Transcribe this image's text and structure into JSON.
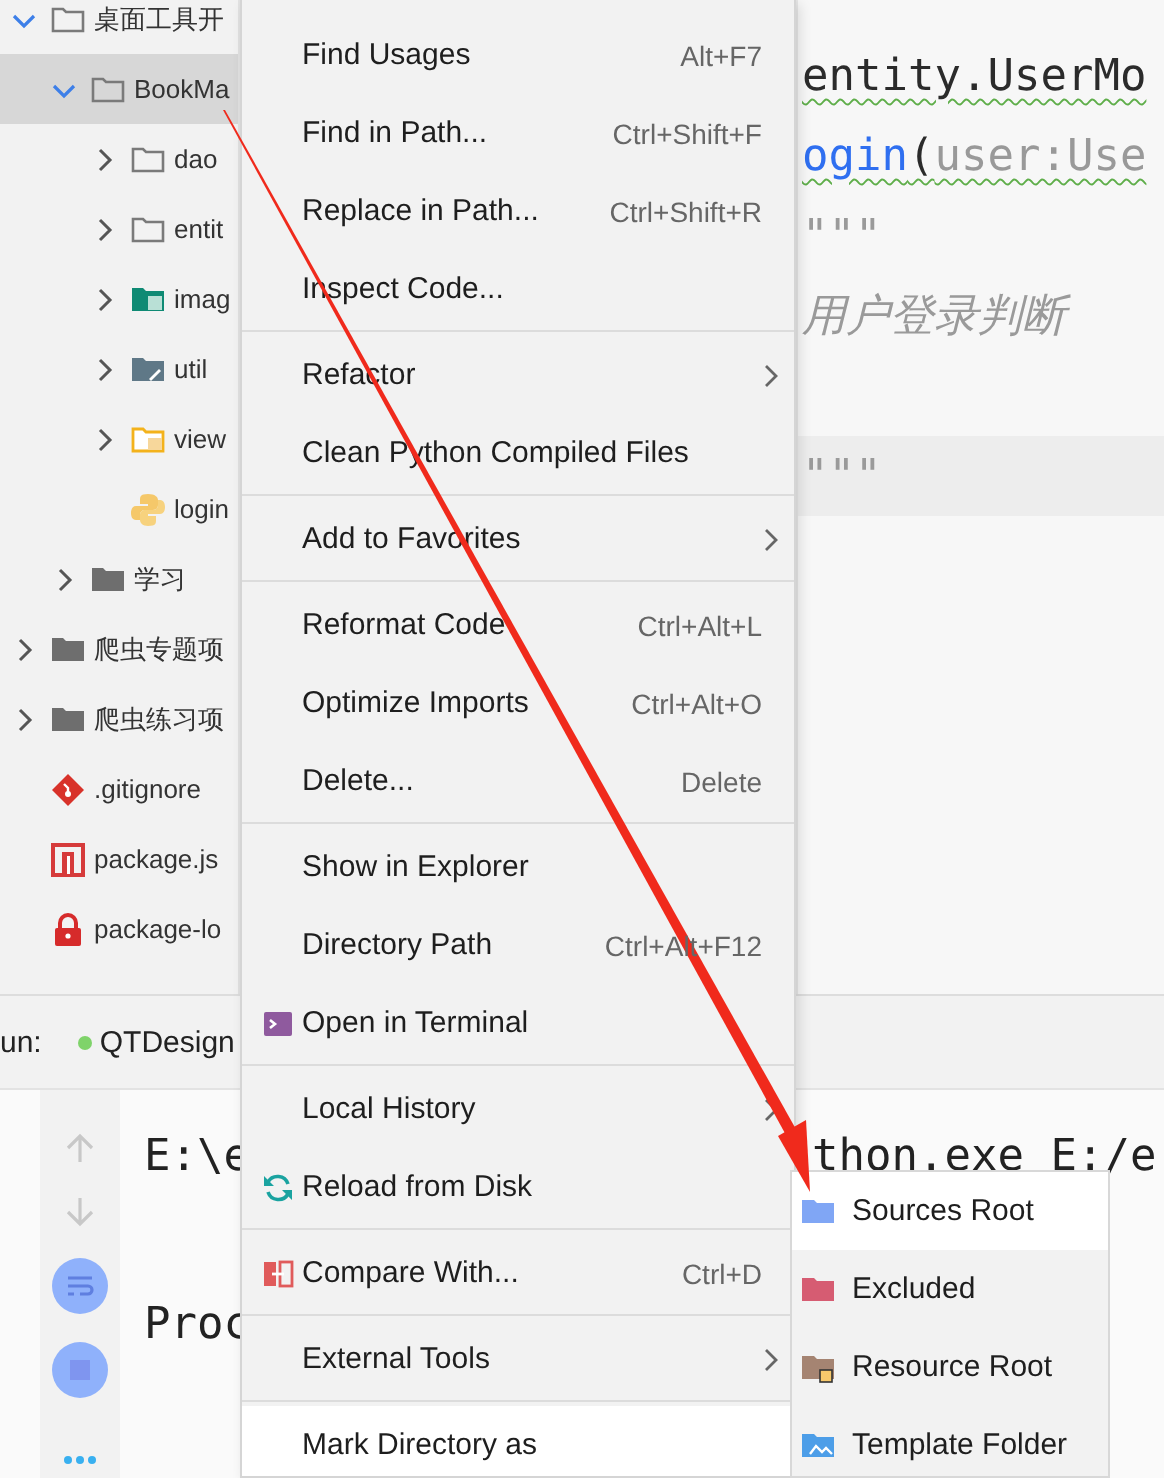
{
  "project_tree": [
    {
      "label": "桌面工具开",
      "kind": "folder",
      "expanded": true,
      "selected": false,
      "children": [
        {
          "label": "BookMa",
          "kind": "folder",
          "expanded": true,
          "selected": true,
          "children": [
            {
              "label": "dao",
              "kind": "folder",
              "expanded": false,
              "selected": false
            },
            {
              "label": "entit",
              "kind": "folder",
              "expanded": false,
              "selected": false
            },
            {
              "label": "imag",
              "kind": "resources",
              "expanded": false,
              "selected": false
            },
            {
              "label": "util",
              "kind": "package",
              "expanded": false,
              "selected": false
            },
            {
              "label": "view",
              "kind": "views",
              "expanded": false,
              "selected": false
            },
            {
              "label": "login",
              "kind": "python",
              "selected": false
            }
          ]
        },
        {
          "label": "学习",
          "kind": "solid",
          "expanded": false,
          "selected": false
        }
      ]
    },
    {
      "label": "爬虫专题项",
      "kind": "solid",
      "expanded": false,
      "selected": false
    },
    {
      "label": "爬虫练习项",
      "kind": "solid",
      "expanded": false,
      "selected": false
    },
    {
      "label": ".gitignore",
      "kind": "git",
      "selected": false
    },
    {
      "label": "package.js",
      "kind": "npm",
      "selected": false
    },
    {
      "label": "package-lo",
      "kind": "lock",
      "selected": false
    }
  ],
  "editor": {
    "lines": [
      {
        "current": false,
        "tokens": [
          {
            "text": "entity.UserMo",
            "kind": "plain",
            "warning": true
          }
        ]
      },
      {
        "current": false,
        "tokens": [
          {
            "text": "ogin",
            "kind": "function",
            "warning": true
          },
          {
            "text": "(",
            "kind": "plain",
            "warning": true
          },
          {
            "text": "user:Use",
            "kind": "param",
            "warning": true
          }
        ]
      },
      {
        "current": false,
        "tokens": [
          {
            "text": "\"\"\"",
            "kind": "doc",
            "warning": false
          }
        ]
      },
      {
        "current": false,
        "tokens": [
          {
            "text": "用户登录判断",
            "kind": "doc",
            "warning": false
          }
        ]
      },
      {
        "current": true,
        "tokens": [
          {
            "text": "\"\"\"",
            "kind": "doc",
            "warning": false
          }
        ]
      }
    ]
  },
  "run_panel": {
    "label": "un:",
    "configuration": "QTDesign",
    "console_lines": [
      {
        "left": "E:\\e",
        "right": "thon.exe E:/e"
      },
      {
        "left": "Proc"
      }
    ]
  },
  "context_menu": {
    "groups": [
      [
        {
          "label": "Find Usages",
          "shortcut": "Alt+F7",
          "submenu": false,
          "selected": false
        },
        {
          "label": "Find in Path...",
          "shortcut": "Ctrl+Shift+F",
          "submenu": false,
          "selected": false
        },
        {
          "label": "Replace in Path...",
          "shortcut": "Ctrl+Shift+R",
          "submenu": false,
          "selected": false
        },
        {
          "label": "Inspect Code...",
          "submenu": false,
          "selected": false
        }
      ],
      [
        {
          "label": "Refactor",
          "submenu": true,
          "selected": false
        },
        {
          "label": "Clean Python Compiled Files",
          "submenu": false,
          "selected": false
        }
      ],
      [
        {
          "label": "Add to Favorites",
          "submenu": true,
          "selected": false
        }
      ],
      [
        {
          "label": "Reformat Code",
          "shortcut": "Ctrl+Alt+L",
          "submenu": false,
          "selected": false
        },
        {
          "label": "Optimize Imports",
          "shortcut": "Ctrl+Alt+O",
          "submenu": false,
          "selected": false
        },
        {
          "label": "Delete...",
          "shortcut": "Delete",
          "submenu": false,
          "selected": false
        }
      ],
      [
        {
          "label": "Show in Explorer",
          "submenu": false,
          "selected": false
        },
        {
          "label": "Directory Path",
          "shortcut": "Ctrl+Alt+F12",
          "submenu": false,
          "selected": false
        },
        {
          "label": "Open in Terminal",
          "kind": "terminal",
          "submenu": false,
          "selected": false
        }
      ],
      [
        {
          "label": "Local History",
          "submenu": true,
          "selected": false
        },
        {
          "label": "Reload from Disk",
          "kind": "reload",
          "submenu": false,
          "selected": false
        }
      ],
      [
        {
          "label": "Compare With...",
          "kind": "compare",
          "shortcut": "Ctrl+D",
          "submenu": false,
          "selected": false
        }
      ],
      [
        {
          "label": "External Tools",
          "submenu": true,
          "selected": false
        }
      ],
      [
        {
          "label": "Mark Directory as",
          "submenu": false,
          "selected": true
        }
      ]
    ]
  },
  "submenu": {
    "items": [
      {
        "label": "Sources Root",
        "kind": "sources",
        "selected": true
      },
      {
        "label": "Excluded",
        "kind": "excluded",
        "selected": false
      },
      {
        "label": "Resource Root",
        "kind": "resource",
        "selected": false
      },
      {
        "label": "Template Folder",
        "kind": "template",
        "selected": false
      }
    ]
  }
}
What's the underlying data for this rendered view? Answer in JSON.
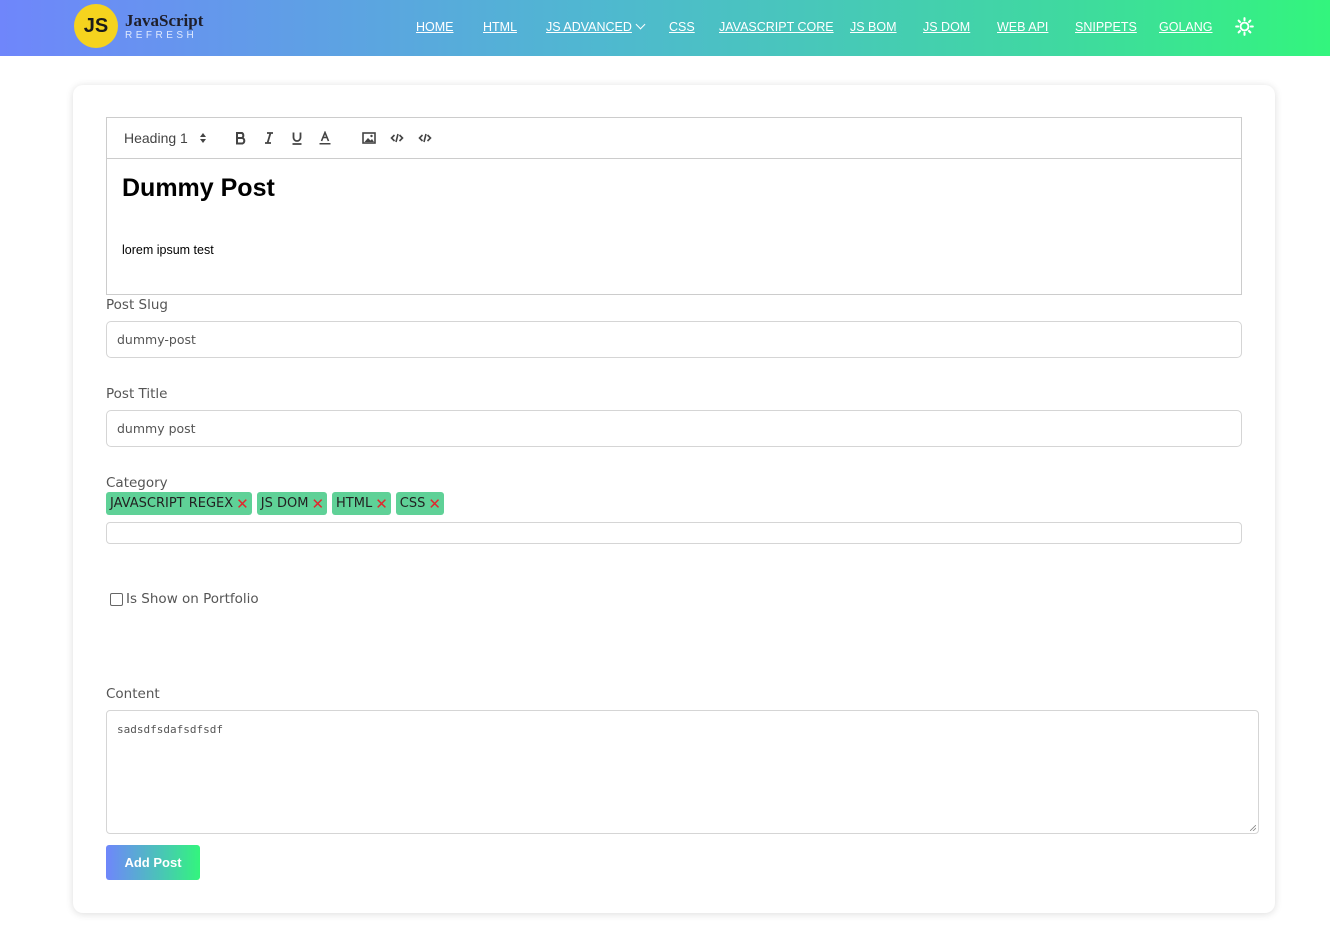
{
  "brand": {
    "badge": "JS",
    "title": "JavaScript",
    "subtitle": "REFRESH"
  },
  "nav": {
    "items": [
      {
        "label": "HOME"
      },
      {
        "label": "HTML"
      },
      {
        "label": "JS ADVANCED"
      },
      {
        "label": "CSS"
      },
      {
        "label": "JAVASCRIPT CORE"
      },
      {
        "label": "JS BOM"
      },
      {
        "label": "JS DOM"
      },
      {
        "label": "WEB API"
      },
      {
        "label": "SNIPPETS"
      },
      {
        "label": "GOLANG"
      }
    ],
    "theme_icon": "sun-icon"
  },
  "editor": {
    "heading_select": "Heading 1",
    "toolbar_icons": [
      "bold-icon",
      "italic-icon",
      "underline-icon",
      "text-color-icon",
      "image-icon",
      "code-icon",
      "code-block-icon"
    ],
    "heading_text": "Dummy Post",
    "paragraph_text": "lorem ipsum test"
  },
  "form": {
    "slug_label": "Post Slug",
    "slug_value": "dummy-post",
    "title_label": "Post Title",
    "title_value": "dummy post",
    "category_label": "Category",
    "categories": [
      {
        "label": "JAVASCRIPT REGEX"
      },
      {
        "label": "JS DOM"
      },
      {
        "label": "HTML"
      },
      {
        "label": "CSS"
      }
    ],
    "remove_glyph": "✕",
    "portfolio_label": "Is Show on Portfolio",
    "portfolio_checked": false,
    "content_label": "Content",
    "content_value": "sadsdfsdafsdfsdf",
    "submit_label": "Add Post"
  },
  "colors": {
    "gradient_start": "#6f86fb",
    "gradient_end": "#33f57d",
    "tag_bg": "#5fd197",
    "remove_x": "#e0282e",
    "logo_badge": "#f5d31e"
  }
}
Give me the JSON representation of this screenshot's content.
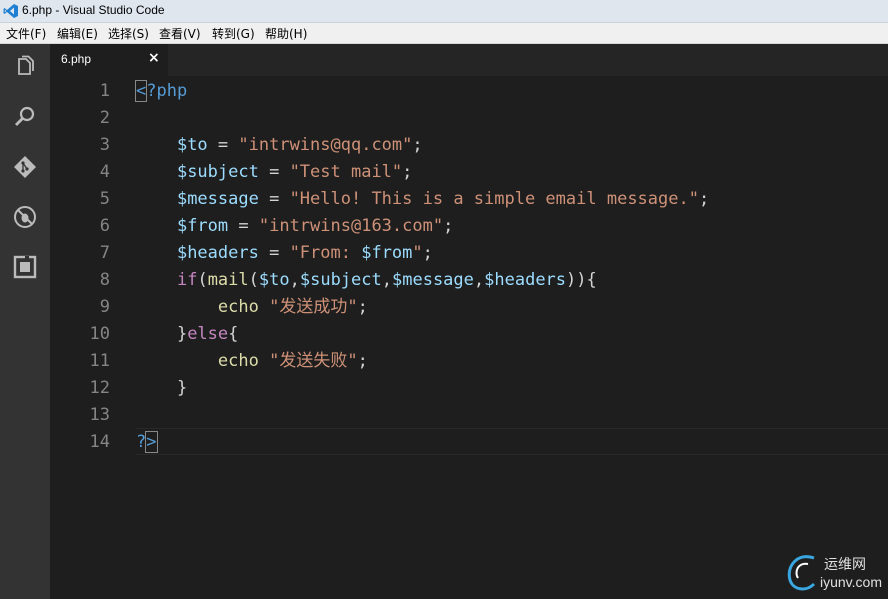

────

Directions: Look through the entries above for the word "Root". Copy every line where it shows up.

Exercise output:
        "label": "Sources Root",
        "label": "Resource Root",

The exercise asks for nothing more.